## Problem details
Transcribe the material below exactly as it appears.

* begin Records supplied *

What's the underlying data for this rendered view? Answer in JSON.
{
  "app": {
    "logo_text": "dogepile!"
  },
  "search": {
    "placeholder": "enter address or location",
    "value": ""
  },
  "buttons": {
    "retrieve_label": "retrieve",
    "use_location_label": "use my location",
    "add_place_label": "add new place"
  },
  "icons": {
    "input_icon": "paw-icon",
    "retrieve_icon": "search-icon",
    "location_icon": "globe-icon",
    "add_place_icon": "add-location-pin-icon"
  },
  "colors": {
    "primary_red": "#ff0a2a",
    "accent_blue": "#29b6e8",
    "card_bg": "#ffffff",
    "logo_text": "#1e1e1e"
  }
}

* end Records supplied *

## Reply
What's the underlying data for this rendered view? Answer in JSON.
{
  "app": {
    "logo_text": "dogepile!"
  },
  "search": {
    "placeholder": "enter address or location",
    "value": ""
  },
  "buttons": {
    "retrieve_label": "retrieve",
    "use_location_label": "use my location",
    "add_place_label": "add new place"
  },
  "icons": {
    "input_icon": "paw-icon",
    "retrieve_icon": "search-icon",
    "location_icon": "globe-icon",
    "add_place_icon": "add-location-pin-icon"
  },
  "colors": {
    "primary_red": "#ff0a2a",
    "accent_blue": "#29b6e8",
    "card_bg": "#ffffff",
    "logo_text": "#1e1e1e"
  }
}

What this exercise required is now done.